## Start
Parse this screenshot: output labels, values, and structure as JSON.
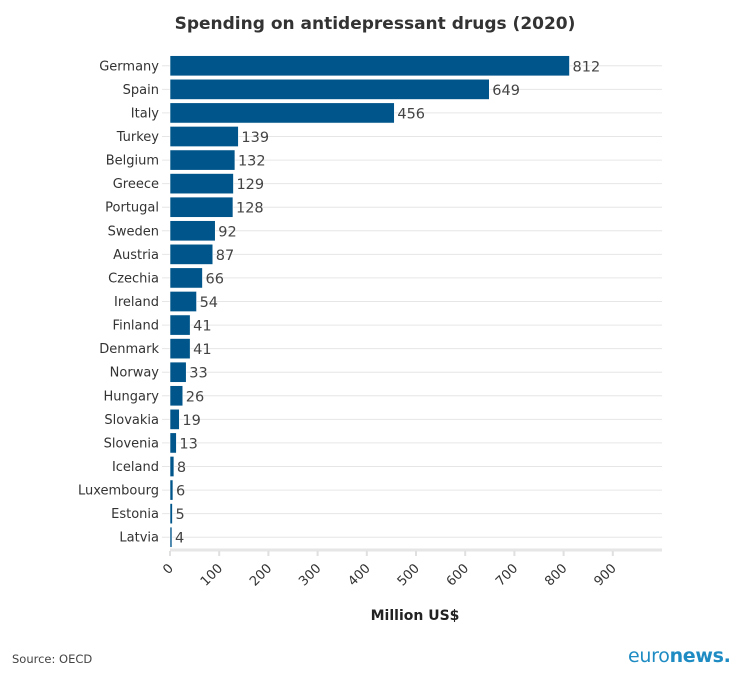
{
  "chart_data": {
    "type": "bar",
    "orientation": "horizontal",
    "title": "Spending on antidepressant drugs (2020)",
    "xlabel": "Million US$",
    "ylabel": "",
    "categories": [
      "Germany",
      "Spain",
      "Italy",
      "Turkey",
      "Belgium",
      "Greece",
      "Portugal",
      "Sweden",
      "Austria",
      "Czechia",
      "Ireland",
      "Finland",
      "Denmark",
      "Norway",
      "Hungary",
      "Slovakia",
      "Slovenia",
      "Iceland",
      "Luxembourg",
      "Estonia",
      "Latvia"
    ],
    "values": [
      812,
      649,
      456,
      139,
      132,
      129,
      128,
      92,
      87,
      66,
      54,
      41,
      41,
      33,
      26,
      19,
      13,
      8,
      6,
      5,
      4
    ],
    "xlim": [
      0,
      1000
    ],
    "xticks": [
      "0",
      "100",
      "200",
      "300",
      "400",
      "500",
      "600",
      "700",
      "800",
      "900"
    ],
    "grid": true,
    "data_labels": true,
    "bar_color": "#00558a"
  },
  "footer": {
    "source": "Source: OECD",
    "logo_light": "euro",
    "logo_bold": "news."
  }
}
## End
## Start
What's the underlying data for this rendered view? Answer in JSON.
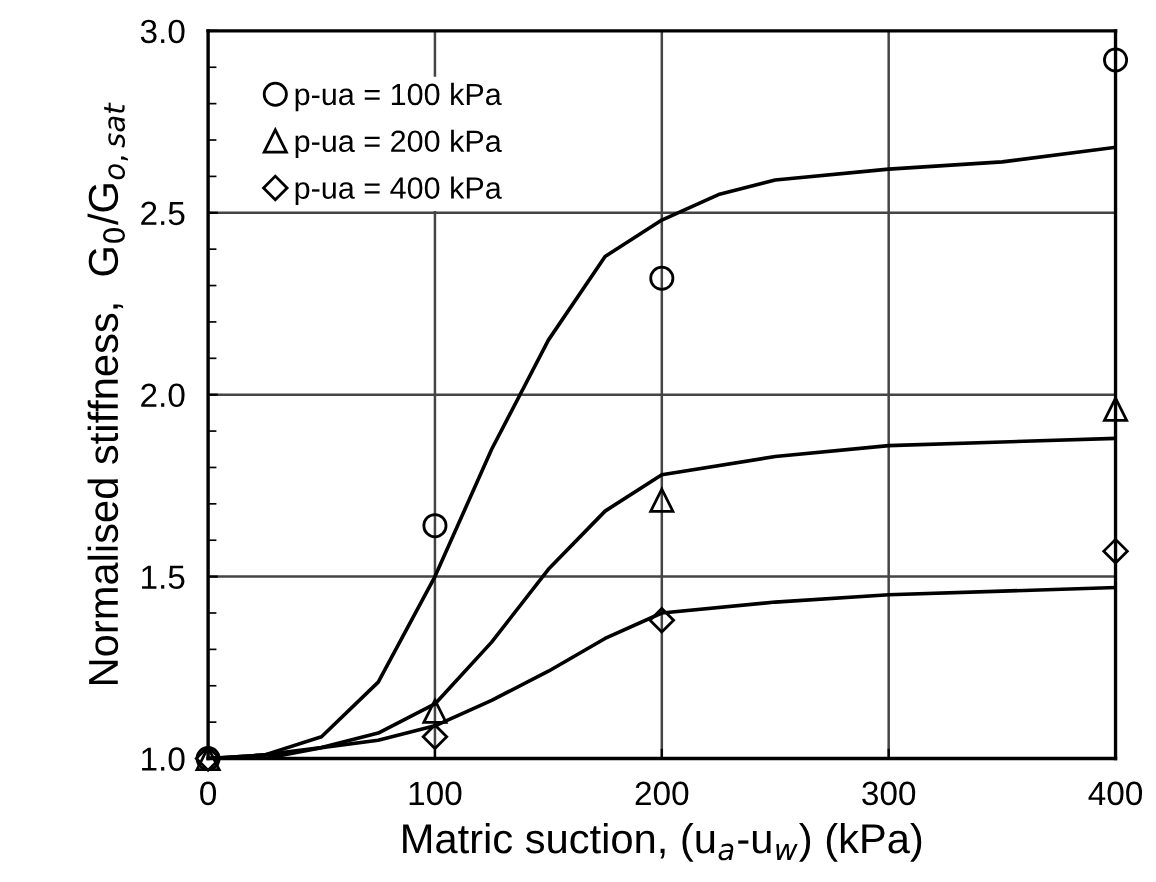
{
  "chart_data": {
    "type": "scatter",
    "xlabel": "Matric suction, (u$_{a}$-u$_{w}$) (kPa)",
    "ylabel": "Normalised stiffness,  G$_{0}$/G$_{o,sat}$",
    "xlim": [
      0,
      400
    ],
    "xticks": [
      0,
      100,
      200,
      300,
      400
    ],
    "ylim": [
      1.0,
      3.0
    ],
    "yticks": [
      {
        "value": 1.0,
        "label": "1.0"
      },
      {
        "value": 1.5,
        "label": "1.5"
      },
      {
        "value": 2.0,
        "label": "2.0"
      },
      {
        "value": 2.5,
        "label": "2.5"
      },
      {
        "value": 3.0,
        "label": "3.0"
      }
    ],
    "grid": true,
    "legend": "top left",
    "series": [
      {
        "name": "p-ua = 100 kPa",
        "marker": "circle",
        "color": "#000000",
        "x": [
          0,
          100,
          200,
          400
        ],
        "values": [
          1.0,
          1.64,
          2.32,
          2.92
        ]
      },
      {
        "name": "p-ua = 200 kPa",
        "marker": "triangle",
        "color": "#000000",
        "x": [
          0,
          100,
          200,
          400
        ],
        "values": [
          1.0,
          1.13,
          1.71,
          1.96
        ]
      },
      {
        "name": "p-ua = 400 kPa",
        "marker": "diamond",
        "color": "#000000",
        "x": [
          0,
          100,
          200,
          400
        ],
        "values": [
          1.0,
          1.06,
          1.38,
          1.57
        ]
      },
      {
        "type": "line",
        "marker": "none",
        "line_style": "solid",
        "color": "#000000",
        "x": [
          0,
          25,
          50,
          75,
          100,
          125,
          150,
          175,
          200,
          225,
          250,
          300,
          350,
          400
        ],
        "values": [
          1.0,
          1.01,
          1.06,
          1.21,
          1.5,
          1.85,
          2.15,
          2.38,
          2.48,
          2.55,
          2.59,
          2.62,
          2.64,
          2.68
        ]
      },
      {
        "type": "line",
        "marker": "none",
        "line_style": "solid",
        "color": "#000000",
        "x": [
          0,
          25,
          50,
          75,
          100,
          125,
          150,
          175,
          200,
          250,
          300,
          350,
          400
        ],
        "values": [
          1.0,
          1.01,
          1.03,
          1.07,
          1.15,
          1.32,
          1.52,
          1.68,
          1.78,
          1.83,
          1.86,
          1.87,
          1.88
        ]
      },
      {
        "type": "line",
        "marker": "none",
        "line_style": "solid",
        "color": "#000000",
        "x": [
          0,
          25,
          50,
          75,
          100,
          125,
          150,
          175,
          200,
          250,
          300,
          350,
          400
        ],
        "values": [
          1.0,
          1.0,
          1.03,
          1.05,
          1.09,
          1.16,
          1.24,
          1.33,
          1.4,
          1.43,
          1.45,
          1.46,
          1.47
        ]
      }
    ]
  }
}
## End
What this task involves
Scan the material above. Copy each line where "JSON" occurs.

Written reply
Parse this screenshot: output labels, values, and structure as JSON.
What's the underlying data for this rendered view? Answer in JSON.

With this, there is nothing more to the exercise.